> **DO THIS**:
Each record below is to be reproduced without any change.

> **SUPPLIED ENTRIES**:
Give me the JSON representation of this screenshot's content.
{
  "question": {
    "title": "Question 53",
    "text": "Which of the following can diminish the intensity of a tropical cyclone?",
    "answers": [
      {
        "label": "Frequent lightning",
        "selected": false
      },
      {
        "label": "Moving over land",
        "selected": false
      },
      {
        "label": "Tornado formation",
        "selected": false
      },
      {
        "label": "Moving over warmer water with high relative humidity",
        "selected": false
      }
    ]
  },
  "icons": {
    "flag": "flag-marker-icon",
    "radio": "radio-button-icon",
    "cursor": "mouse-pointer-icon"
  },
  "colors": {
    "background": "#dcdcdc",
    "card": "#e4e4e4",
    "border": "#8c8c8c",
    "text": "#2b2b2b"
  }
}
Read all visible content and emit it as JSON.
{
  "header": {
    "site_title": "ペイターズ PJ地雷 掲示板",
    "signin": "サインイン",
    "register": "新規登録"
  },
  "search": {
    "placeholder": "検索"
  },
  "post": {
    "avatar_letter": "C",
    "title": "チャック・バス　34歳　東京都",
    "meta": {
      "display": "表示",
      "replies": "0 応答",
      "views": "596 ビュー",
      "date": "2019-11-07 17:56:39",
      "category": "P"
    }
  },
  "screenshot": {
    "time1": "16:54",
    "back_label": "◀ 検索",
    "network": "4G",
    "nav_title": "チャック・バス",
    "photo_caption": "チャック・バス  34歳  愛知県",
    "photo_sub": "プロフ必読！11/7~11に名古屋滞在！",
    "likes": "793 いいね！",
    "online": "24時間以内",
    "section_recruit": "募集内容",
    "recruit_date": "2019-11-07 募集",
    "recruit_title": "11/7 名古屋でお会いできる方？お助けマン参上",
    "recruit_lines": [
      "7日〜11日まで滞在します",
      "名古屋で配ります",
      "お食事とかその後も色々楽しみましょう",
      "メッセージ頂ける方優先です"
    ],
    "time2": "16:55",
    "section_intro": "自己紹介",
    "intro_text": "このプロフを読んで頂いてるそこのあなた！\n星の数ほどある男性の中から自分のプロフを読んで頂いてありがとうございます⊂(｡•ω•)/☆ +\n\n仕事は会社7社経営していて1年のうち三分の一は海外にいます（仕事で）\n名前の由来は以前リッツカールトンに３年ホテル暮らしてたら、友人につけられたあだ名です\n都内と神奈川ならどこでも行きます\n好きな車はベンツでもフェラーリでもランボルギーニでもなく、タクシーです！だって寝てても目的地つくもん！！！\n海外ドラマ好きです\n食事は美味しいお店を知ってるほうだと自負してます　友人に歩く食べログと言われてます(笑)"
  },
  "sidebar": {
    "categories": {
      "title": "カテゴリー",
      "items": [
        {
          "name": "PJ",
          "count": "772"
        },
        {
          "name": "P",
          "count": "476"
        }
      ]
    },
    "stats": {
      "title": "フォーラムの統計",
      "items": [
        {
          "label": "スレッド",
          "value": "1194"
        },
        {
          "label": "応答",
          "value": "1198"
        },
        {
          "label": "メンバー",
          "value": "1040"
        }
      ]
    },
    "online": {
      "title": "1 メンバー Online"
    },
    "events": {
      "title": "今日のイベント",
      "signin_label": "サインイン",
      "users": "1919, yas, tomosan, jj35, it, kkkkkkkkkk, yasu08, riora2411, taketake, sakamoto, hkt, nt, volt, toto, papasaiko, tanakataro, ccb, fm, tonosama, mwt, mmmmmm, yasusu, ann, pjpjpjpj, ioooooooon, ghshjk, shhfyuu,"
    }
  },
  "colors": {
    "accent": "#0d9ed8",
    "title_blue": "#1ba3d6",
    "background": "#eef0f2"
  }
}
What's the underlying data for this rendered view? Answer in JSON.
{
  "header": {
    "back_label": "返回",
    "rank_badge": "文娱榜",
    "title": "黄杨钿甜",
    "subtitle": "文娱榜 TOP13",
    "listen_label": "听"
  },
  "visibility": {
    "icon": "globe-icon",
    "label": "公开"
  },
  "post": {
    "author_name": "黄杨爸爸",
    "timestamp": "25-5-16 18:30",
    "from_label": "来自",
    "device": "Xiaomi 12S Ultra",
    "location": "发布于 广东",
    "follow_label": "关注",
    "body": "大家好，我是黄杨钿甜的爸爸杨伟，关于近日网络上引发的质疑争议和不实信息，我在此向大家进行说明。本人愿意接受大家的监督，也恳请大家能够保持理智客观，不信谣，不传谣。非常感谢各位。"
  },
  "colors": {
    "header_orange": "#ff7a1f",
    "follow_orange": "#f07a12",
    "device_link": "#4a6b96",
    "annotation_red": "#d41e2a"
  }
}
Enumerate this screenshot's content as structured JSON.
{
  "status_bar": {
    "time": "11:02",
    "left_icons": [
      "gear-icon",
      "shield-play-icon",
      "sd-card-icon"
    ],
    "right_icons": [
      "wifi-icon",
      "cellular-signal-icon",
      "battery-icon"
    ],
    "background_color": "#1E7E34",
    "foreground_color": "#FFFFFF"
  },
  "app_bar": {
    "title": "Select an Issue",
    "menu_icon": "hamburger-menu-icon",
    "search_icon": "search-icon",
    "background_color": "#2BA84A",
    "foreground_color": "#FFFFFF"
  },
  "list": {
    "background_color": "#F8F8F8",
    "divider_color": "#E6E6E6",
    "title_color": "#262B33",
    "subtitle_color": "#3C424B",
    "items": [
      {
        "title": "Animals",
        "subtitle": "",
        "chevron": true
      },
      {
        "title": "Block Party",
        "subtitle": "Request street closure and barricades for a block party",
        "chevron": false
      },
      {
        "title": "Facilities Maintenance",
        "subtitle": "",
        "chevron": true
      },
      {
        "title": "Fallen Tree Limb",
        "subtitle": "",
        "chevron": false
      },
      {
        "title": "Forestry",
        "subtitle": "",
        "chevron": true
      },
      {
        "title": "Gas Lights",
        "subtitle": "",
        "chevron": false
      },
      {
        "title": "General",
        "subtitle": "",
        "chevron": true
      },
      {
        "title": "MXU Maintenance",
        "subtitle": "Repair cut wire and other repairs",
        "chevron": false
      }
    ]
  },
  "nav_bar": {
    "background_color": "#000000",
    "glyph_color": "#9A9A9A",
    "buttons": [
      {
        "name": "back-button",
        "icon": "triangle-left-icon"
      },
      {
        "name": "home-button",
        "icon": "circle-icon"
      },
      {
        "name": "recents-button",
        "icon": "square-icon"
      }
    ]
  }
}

> **WRITTEN REPLY**:
Give me the JSON representation of this screenshot's content.
{
  "question": {
    "title": "Question 53",
    "text": "Which of the following can diminish the intensity of a tropical cyclone?",
    "answers": [
      {
        "label": "Frequent lightning",
        "selected": false
      },
      {
        "label": "Moving over land",
        "selected": false
      },
      {
        "label": "Tornado formation",
        "selected": false
      },
      {
        "label": "Moving over warmer water with high relative humidity",
        "selected": false
      }
    ]
  },
  "icons": {
    "flag": "flag-marker-icon",
    "radio": "radio-button-icon",
    "cursor": "mouse-pointer-icon"
  },
  "colors": {
    "background": "#dcdcdc",
    "card": "#e4e4e4",
    "border": "#8c8c8c",
    "text": "#2b2b2b"
  }
}
Read all visible content and emit it as JSON.
{
  "header": {
    "site_title": "ペイターズ PJ地雷 掲示板",
    "signin": "サインイン",
    "register": "新規登録"
  },
  "search": {
    "placeholder": "検索"
  },
  "post": {
    "avatar_letter": "C",
    "title": "チャック・バス　34歳　東京都",
    "meta": {
      "display": "表示",
      "replies": "0 応答",
      "views": "596 ビュー",
      "date": "2019-11-07 17:56:39",
      "category": "P"
    }
  },
  "screenshot": {
    "time1": "16:54",
    "back_label": "◀ 検索",
    "network": "4G",
    "nav_title": "チャック・バス",
    "photo_caption": "チャック・バス  34歳  愛知県",
    "photo_sub": "プロフ必読！11/7~11に名古屋滞在！",
    "likes": "793 いいね！",
    "online": "24時間以内",
    "section_recruit": "募集内容",
    "recruit_date": "2019-11-07 募集",
    "recruit_title": "11/7 名古屋でお会いできる方？お助けマン参上",
    "recruit_lines": [
      "7日〜11日まで滞在します",
      "名古屋で配ります",
      "お食事とかその後も色々楽しみましょう",
      "メッセージ頂ける方優先です"
    ],
    "time2": "16:55",
    "section_intro": "自己紹介",
    "intro_text": "このプロフを読んで頂いてるそこのあなた！\n星の数ほどある男性の中から自分のプロフを読んで頂いてありがとうございます⊂(｡•ω•)/☆ +\n\n仕事は会社7社経営していて1年のうち三分の一は海外にいます（仕事で）\n名前の由来は以前リッツカールトンに３年ホテル暮らしてたら、友人につけられたあだ名です\n都内と神奈川ならどこでも行きます\n好きな車はベンツでもフェラーリでもランボルギーニでもなく、タクシーです！だって寝てても目的地つくもん！！！\n海外ドラマ好きです\n食事は美味しいお店を知ってるほうだと自負してます　友人に歩く食べログと言われてます(笑)"
  },
  "sidebar": {
    "categories": {
      "title": "カテゴリー",
      "items": [
        {
          "name": "PJ",
          "count": "772"
        },
        {
          "name": "P",
          "count": "476"
        }
      ]
    },
    "stats": {
      "title": "フォーラムの統計",
      "items": [
        {
          "label": "スレッド",
          "value": "1194"
        },
        {
          "label": "応答",
          "value": "1198"
        },
        {
          "label": "メンバー",
          "value": "1040"
        }
      ]
    },
    "online": {
      "title": "1 メンバー Online"
    },
    "events": {
      "title": "今日のイベント",
      "signin_label": "サインイン",
      "users": "1919, yas, tomosan, jj35, it, kkkkkkkkkk, yasu08, riora2411, taketake, sakamoto, hkt, nt, volt, toto, papasaiko, tanakataro, ccb, fm, tonosama, mwt, mmmmmm, yasusu, ann, pjpjpjpj, ioooooooon, ghshjk, shhfyuu,"
    }
  },
  "colors": {
    "accent": "#0d9ed8",
    "title_blue": "#1ba3d6",
    "background": "#eef0f2"
  }
}
What's the underlying data for this rendered view? Answer in JSON.
{
  "header": {
    "back_label": "返回",
    "rank_badge": "文娱榜",
    "title": "黄杨钿甜",
    "subtitle": "文娱榜 TOP13",
    "listen_label": "听"
  },
  "visibility": {
    "icon": "globe-icon",
    "label": "公开"
  },
  "post": {
    "author_name": "黄杨爸爸",
    "timestamp": "25-5-16 18:30",
    "from_label": "来自",
    "device": "Xiaomi 12S Ultra",
    "location": "发布于 广东",
    "follow_label": "关注",
    "body": "大家好，我是黄杨钿甜的爸爸杨伟，关于近日网络上引发的质疑争议和不实信息，我在此向大家进行说明。本人愿意接受大家的监督，也恳请大家能够保持理智客观，不信谣，不传谣。非常感谢各位。"
  },
  "colors": {
    "header_orange": "#ff7a1f",
    "follow_orange": "#f07a12",
    "device_link": "#4a6b96",
    "annotation_red": "#d41e2a"
  }
}
Enumerate this screenshot's content as structured JSON.
{
  "status_bar": {
    "time": "11:02",
    "left_icons": [
      "gear-icon",
      "shield-play-icon",
      "sd-card-icon"
    ],
    "right_icons": [
      "wifi-icon",
      "cellular-signal-icon",
      "battery-icon"
    ],
    "background_color": "#1E7E34",
    "foreground_color": "#FFFFFF"
  },
  "app_bar": {
    "title": "Select an Issue",
    "menu_icon": "hamburger-menu-icon",
    "search_icon": "search-icon",
    "background_color": "#2BA84A",
    "foreground_color": "#FFFFFF"
  },
  "list": {
    "background_color": "#F8F8F8",
    "divider_color": "#E6E6E6",
    "title_color": "#262B33",
    "subtitle_color": "#3C424B",
    "items": [
      {
        "title": "Animals",
        "subtitle": "",
        "chevron": true
      },
      {
        "title": "Block Party",
        "subtitle": "Request street closure and barricades for a block party",
        "chevron": false
      },
      {
        "title": "Facilities Maintenance",
        "subtitle": "",
        "chevron": true
      },
      {
        "title": "Fallen Tree Limb",
        "subtitle": "",
        "chevron": false
      },
      {
        "title": "Forestry",
        "subtitle": "",
        "chevron": true
      },
      {
        "title": "Gas Lights",
        "subtitle": "",
        "chevron": false
      },
      {
        "title": "General",
        "subtitle": "",
        "chevron": true
      },
      {
        "title": "MXU Maintenance",
        "subtitle": "Repair cut wire and other repairs",
        "chevron": false
      }
    ]
  },
  "nav_bar": {
    "background_color": "#000000",
    "glyph_color": "#9A9A9A",
    "buttons": [
      {
        "name": "back-button",
        "icon": "triangle-left-icon"
      },
      {
        "name": "home-button",
        "icon": "circle-icon"
      },
      {
        "name": "recents-button",
        "icon": "square-icon"
      }
    ]
  }
}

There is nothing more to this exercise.